DATA SECTION

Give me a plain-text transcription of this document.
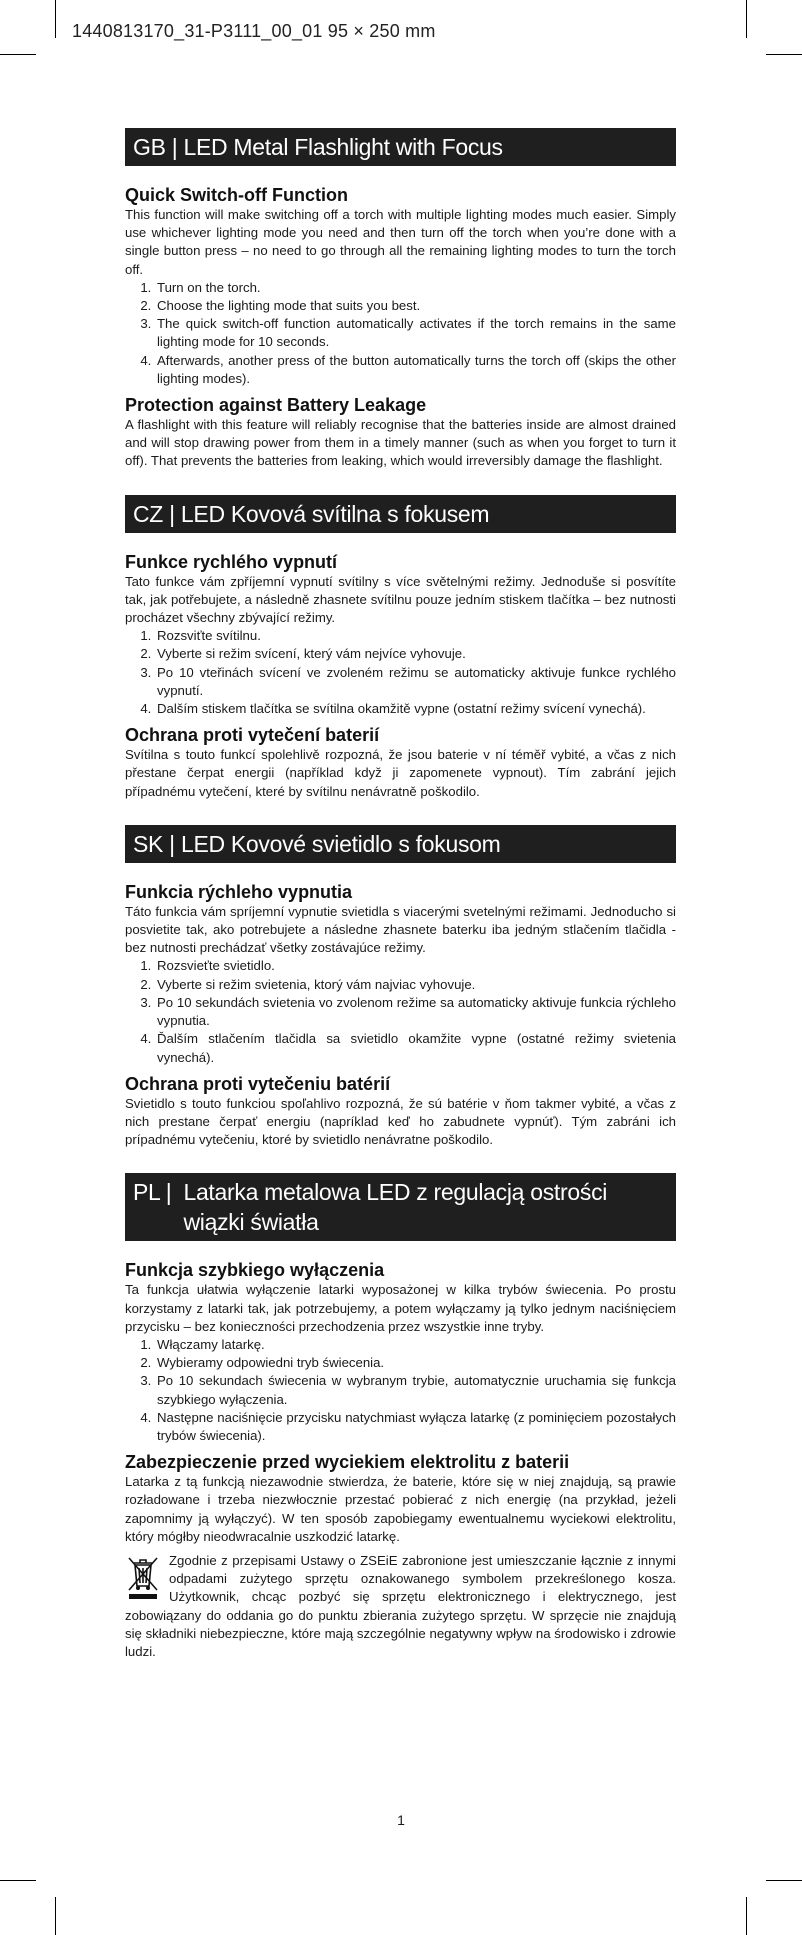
1440813170_31-P3111_00_01 95 × 250 mm
GB | LED Metal Flashlight with Focus
Quick Switch-off Function

This function will make switching off a torch with multiple lighting modes much easier. Simply use whichever lighting mode you need and then turn off the torch when you’re done with a single button press – no need to go through all the remaining lighting modes to turn the torch off.

1. Turn on the torch.
2. Choose the lighting mode that suits you best.
3. The quick switch-off function automatically activates if the torch remains in the same lighting mode for 10 seconds.
4. Afterwards, another press of the button automatically turns the torch off (skips the other lighting modes).
Protection against Battery Leakage

A flashlight with this feature will reliably recognise that the batteries inside are almost drained and will stop drawing power from them in a timely manner (such as when you forget to turn it off). That prevents the batteries from leaking, which would irreversibly damage the flashlight.

CZ | LED Kovová svítilna s fokusem
Funkce rychlého vypnutí

Tato funkce vám zpříjemní vypnutí svítilny s více světelnými režimy. Jednoduše si posvítíte tak, jak potřebujete, a následně zhasnete svítilnu pouze jedním stiskem tlačítka – bez nutnosti procházet všechny zbývající režimy.

1. Rozsviťte svítilnu.
2. Vyberte si režim svícení, který vám nejvíce vyhovuje.
3. Po 10 vteřinách svícení ve zvoleném režimu se automaticky aktivuje funkce rychlého vypnutí.
4. Dalším stiskem tlačítka se svítilna okamžitě vypne (ostatní režimy svícení vynechá).
Ochrana proti vytečení baterií

Svítilna s touto funkcí spolehlivě rozpozná, že jsou baterie v ní téměř vybité, a včas z nich přestane čerpat energii (například když ji zapomenete vypnout). Tím zabrání jejich případnému vytečení, které by svítilnu nenávratně poškodilo.

SK | LED Kovové svietidlo s fokusom
Funkcia rýchleho vypnutia

Táto funkcia vám spríjemní vypnutie svietidla s viacerými svetelnými režimami. Jednoducho si posvietite tak, ako potrebujete a následne zhasnete baterku iba jedným stlačením tlačidla - bez nutnosti prechádzať všetky zostávajúce režimy.

1. Rozsvieťte svietidlo.
2. Vyberte si režim svietenia, ktorý vám najviac vyhovuje.
3. Po 10 sekundách svietenia vo zvolenom režime sa automaticky aktivuje funkcia rýchleho vypnutia.
4. Ďalším stlačením tlačidla sa svietidlo okamžite vypne (ostatné režimy svietenia vynechá).
Ochrana proti vytečeniu batérií

Svietidlo s touto funkciou spoľahlivo rozpozná, že sú batérie v ňom takmer vybité, a včas z nich prestane čerpať energiu (napríklad keď ho zabudnete vypnúť). Tým zabráni ich prípadnému vytečeniu, ktoré by svietidlo nenávratne poškodilo.

PL | Latarka metalowa LED z regulacją ostrości wiązki światła
Funkcja szybkiego wyłączenia

Ta funkcja ułatwia wyłączenie latarki wyposażonej w kilka trybów świecenia. Po prostu korzystamy z latarki tak, jak potrzebujemy, a potem wyłączamy ją tylko jednym naciśnięciem przycisku – bez konieczności przechodzenia przez wszystkie inne tryby.

1. Włączamy latarkę.
2. Wybieramy odpowiedni tryb świecenia.
3. Po 10 sekundach świecenia w wybranym trybie, automatycznie uruchamia się funkcja szybkiego wyłączenia.
4. Następne naciśnięcie przycisku natychmiast wyłącza latarkę (z pominięciem pozostałych trybów świecenia).
Zabezpieczenie przed wyciekiem elektrolitu z baterii

Latarka z tą funkcją niezawodnie stwierdza, że baterie, które się w niej znajdują, są prawie rozładowane i trzeba niezwłocznie przestać pobierać z nich energię (na przykład, jeżeli zapomnimy ją wyłączyć). W ten sposób zapobiegamy ewentualnemu wyciekowi elektrolitu, który mógłby nieodwracalnie uszkodzić latarkę.

Zgodnie z przepisami Ustawy o ZSEiE zabronione jest umieszczanie łącznie z innymi odpadami zużytego sprzętu oznakowanego symbolem przekreślonego kosza. Użytkownik, chcąc pozbyć się sprzętu elektronicznego i elektrycznego, jest zobowiązany do oddania go do punktu zbierania zużytego sprzętu. W sprzęcie nie znajdują się składniki niebezpieczne, które mają szczególnie negatywny wpływ na środowisko i zdrowie ludzi.

1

OBJECTIVE
Omit every picture, and otherwise quote the entries exactly.

EXERCISE RESULT
Give me a plain-text transcription of this document.
1440813170_31-P3111_00_01 95 × 250 mm
GB | LED Metal Flashlight with Focus
Quick Switch-off Function

This function will make switching off a torch with multiple lighting modes much easier. Simply use whichever lighting mode you need and then turn off the torch when you’re done with a single button press – no need to go through all the remaining lighting modes to turn the torch off.

1. Turn on the torch.
2. Choose the lighting mode that suits you best.
3. The quick switch-off function automatically activates if the torch remains in the same lighting mode for 10 seconds.
4. Afterwards, another press of the button automatically turns the torch off (skips the other lighting modes).
Protection against Battery Leakage

A flashlight with this feature will reliably recognise that the batteries inside are almost drained and will stop drawing power from them in a timely manner (such as when you forget to turn it off). That prevents the batteries from leaking, which would irreversibly damage the flashlight.

CZ | LED Kovová svítilna s fokusem
Funkce rychlého vypnutí

Tato funkce vám zpříjemní vypnutí svítilny s více světelnými režimy. Jednoduše si posvítíte tak, jak potřebujete, a následně zhasnete svítilnu pouze jedním stiskem tlačítka – bez nutnosti procházet všechny zbývající režimy.

1. Rozsviťte svítilnu.
2. Vyberte si režim svícení, který vám nejvíce vyhovuje.
3. Po 10 vteřinách svícení ve zvoleném režimu se automaticky aktivuje funkce rychlého vypnutí.
4. Dalším stiskem tlačítka se svítilna okamžitě vypne (ostatní režimy svícení vynechá).
Ochrana proti vytečení baterií

Svítilna s touto funkcí spolehlivě rozpozná, že jsou baterie v ní téměř vybité, a včas z nich přestane čerpat energii (například když ji zapomenete vypnout). Tím zabrání jejich případnému vytečení, které by svítilnu nenávratně poškodilo.

SK | LED Kovové svietidlo s fokusom
Funkcia rýchleho vypnutia

Táto funkcia vám spríjemní vypnutie svietidla s viacerými svetelnými režimami. Jednoducho si posvietite tak, ako potrebujete a následne zhasnete baterku iba jedným stlačením tlačidla - bez nutnosti prechádzať všetky zostávajúce režimy.

1. Rozsvieťte svietidlo.
2. Vyberte si režim svietenia, ktorý vám najviac vyhovuje.
3. Po 10 sekundách svietenia vo zvolenom režime sa automaticky aktivuje funkcia rýchleho vypnutia.
4. Ďalším stlačením tlačidla sa svietidlo okamžite vypne (ostatné režimy svietenia vynechá).
Ochrana proti vytečeniu batérií

Svietidlo s touto funkciou spoľahlivo rozpozná, že sú batérie v ňom takmer vybité, a včas z nich prestane čerpať energiu (napríklad keď ho zabudnete vypnúť). Tým zabráni ich prípadnému vytečeniu, ktoré by svietidlo nenávratne poškodilo.

PL | Latarka metalowa LED z regulacją ostrości wiązki światła
Funkcja szybkiego wyłączenia

Ta funkcja ułatwia wyłączenie latarki wyposażonej w kilka trybów świecenia. Po prostu korzystamy z latarki tak, jak potrzebujemy, a potem wyłączamy ją tylko jednym naciśnięciem przycisku – bez konieczności przechodzenia przez wszystkie inne tryby.

1. Włączamy latarkę.
2. Wybieramy odpowiedni tryb świecenia.
3. Po 10 sekundach świecenia w wybranym trybie, automatycznie uruchamia się funkcja szybkiego wyłączenia.
4. Następne naciśnięcie przycisku natychmiast wyłącza latarkę (z pominięciem pozostałych trybów świecenia).
Zabezpieczenie przed wyciekiem elektrolitu z baterii

Latarka z tą funkcją niezawodnie stwierdza, że baterie, które się w niej znajdują, są prawie rozładowane i trzeba niezwłocznie przestać pobierać z nich energię (na przykład, jeżeli zapomnimy ją wyłączyć). W ten sposób zapobiegamy ewentualnemu wyciekowi elektrolitu, który mógłby nieodwracalnie uszkodzić latarkę.

Zgodnie z przepisami Ustawy o ZSEiE zabronione jest umieszczanie łącznie z innymi odpadami zużytego sprzętu oznakowanego symbolem przekreślonego kosza. Użytkownik, chcąc pozbyć się sprzętu elektronicznego i elektrycznego, jest zobowiązany do oddania go do punktu zbierania zużytego sprzętu. W sprzęcie nie znajdują się składniki niebezpieczne, które mają szczególnie negatywny wpływ na środowisko i zdrowie ludzi.

1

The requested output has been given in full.